What to work on → Show all lines of the listing that hold the word "результате".

══════

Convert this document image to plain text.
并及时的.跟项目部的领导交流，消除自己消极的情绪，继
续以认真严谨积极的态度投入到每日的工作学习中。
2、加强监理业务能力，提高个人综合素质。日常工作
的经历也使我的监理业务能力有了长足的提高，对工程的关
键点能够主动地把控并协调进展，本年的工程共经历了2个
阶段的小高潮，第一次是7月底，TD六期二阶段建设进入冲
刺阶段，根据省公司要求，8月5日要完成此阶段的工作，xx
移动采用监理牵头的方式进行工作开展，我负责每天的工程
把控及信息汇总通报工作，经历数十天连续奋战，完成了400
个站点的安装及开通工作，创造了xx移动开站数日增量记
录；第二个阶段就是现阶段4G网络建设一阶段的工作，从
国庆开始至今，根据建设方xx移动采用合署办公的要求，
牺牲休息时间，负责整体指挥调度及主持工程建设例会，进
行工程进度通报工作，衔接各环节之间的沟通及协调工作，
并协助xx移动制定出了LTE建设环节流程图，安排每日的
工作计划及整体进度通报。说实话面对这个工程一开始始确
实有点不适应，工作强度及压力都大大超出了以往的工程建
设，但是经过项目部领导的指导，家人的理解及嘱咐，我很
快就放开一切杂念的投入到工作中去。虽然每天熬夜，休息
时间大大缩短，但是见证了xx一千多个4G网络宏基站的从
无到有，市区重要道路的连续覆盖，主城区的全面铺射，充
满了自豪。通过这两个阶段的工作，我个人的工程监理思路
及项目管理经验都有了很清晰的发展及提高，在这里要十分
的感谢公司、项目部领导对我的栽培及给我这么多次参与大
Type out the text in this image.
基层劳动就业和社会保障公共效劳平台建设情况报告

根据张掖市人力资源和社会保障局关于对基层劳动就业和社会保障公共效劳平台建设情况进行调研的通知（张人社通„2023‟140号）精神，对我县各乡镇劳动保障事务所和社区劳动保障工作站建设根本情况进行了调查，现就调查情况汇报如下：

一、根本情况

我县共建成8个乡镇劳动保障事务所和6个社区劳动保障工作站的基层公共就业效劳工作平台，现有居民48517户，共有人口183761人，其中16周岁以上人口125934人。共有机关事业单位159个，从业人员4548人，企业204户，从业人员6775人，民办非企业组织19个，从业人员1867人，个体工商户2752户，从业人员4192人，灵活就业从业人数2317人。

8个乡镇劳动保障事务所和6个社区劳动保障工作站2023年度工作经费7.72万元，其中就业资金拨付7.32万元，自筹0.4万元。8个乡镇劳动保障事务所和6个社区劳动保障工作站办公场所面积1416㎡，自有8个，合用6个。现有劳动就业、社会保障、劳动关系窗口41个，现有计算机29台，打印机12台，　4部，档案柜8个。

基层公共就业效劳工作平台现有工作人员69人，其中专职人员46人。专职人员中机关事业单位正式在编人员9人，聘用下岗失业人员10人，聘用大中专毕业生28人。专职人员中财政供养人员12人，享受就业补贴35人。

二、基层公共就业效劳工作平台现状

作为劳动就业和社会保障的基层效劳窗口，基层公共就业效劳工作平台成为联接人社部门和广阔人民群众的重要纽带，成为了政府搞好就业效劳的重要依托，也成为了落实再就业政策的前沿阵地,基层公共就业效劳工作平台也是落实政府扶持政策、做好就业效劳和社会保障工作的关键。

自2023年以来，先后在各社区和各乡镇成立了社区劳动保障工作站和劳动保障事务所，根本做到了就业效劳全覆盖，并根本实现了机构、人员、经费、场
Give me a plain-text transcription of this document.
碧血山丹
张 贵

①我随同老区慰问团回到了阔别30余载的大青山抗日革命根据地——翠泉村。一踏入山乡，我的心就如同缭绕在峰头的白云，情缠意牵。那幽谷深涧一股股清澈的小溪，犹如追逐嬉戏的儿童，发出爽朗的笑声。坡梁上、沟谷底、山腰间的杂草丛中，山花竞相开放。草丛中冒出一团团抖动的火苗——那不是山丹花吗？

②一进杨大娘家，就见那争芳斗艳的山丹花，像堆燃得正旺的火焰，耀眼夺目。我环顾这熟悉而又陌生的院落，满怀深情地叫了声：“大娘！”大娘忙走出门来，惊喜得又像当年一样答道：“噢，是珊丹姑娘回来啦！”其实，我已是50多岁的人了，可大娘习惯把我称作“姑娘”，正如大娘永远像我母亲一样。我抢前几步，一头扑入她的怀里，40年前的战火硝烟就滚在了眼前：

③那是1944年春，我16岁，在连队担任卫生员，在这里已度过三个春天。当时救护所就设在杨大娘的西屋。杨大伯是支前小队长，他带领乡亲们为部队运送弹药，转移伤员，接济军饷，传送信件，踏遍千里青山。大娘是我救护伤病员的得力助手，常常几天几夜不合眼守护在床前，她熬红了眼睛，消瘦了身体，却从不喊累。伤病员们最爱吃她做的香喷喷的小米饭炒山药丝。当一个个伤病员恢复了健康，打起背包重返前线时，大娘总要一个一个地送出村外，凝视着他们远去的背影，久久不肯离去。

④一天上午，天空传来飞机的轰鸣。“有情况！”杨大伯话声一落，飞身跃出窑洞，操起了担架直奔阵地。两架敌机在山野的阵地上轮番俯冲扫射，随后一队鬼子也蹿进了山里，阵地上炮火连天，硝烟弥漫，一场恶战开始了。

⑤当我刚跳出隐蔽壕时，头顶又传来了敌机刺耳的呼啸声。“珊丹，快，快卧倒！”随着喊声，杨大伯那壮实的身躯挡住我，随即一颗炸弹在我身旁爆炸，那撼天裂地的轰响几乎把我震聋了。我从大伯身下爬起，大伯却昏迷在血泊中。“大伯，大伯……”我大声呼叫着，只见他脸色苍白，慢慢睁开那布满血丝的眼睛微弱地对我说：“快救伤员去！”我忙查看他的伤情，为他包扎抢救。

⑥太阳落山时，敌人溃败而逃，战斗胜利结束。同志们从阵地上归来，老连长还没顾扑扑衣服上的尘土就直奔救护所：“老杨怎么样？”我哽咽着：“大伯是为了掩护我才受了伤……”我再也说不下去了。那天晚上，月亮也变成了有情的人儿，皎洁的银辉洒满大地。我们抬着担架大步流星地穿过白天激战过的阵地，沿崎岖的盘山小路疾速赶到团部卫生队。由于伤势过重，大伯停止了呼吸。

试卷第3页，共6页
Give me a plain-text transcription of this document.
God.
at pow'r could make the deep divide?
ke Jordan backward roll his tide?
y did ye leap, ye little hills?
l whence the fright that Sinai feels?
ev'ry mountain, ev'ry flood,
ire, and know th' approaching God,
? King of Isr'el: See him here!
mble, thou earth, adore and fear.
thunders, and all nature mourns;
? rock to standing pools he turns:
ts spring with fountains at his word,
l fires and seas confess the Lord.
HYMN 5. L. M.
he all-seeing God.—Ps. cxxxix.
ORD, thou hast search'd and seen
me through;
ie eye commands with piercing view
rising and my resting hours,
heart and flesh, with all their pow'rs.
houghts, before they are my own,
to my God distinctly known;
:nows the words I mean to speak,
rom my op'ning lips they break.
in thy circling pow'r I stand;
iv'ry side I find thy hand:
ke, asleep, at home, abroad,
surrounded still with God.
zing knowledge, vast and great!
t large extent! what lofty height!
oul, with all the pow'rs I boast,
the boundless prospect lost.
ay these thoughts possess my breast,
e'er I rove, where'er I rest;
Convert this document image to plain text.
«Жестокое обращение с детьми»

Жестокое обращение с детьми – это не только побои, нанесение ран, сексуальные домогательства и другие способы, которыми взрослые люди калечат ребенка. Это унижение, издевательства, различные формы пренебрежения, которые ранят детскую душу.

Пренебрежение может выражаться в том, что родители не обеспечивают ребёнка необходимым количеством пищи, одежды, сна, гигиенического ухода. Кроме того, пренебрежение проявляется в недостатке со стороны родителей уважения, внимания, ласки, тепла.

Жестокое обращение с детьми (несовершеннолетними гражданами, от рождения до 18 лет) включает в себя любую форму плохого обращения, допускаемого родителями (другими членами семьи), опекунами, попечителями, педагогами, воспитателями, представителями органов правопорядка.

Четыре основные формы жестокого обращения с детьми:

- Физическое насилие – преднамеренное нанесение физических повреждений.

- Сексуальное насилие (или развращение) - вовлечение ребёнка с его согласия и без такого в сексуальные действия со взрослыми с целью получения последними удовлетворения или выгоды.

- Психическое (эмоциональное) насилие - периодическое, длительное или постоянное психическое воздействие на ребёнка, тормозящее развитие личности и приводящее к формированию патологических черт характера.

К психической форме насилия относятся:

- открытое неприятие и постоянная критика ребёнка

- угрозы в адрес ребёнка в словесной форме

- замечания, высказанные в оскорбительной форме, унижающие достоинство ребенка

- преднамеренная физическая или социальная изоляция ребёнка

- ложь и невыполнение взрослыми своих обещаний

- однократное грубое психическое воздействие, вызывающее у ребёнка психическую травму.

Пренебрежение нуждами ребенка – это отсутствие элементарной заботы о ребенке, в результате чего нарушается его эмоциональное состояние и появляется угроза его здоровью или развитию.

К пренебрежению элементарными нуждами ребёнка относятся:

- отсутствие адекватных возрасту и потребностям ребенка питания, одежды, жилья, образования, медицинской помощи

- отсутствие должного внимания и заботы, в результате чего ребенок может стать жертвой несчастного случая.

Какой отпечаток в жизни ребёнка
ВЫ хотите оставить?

══════

Answer to the task →
Пренебрежение нуждами ребенка – это отсутствие элементарной заботы о ребенке, в результате чего нарушается его эмоциональное состояние и появляется угроза его здоровью или развитию.
- отсутствие должного внимания и заботы, в результате чего ребенок может стать жертвой несчастного случая.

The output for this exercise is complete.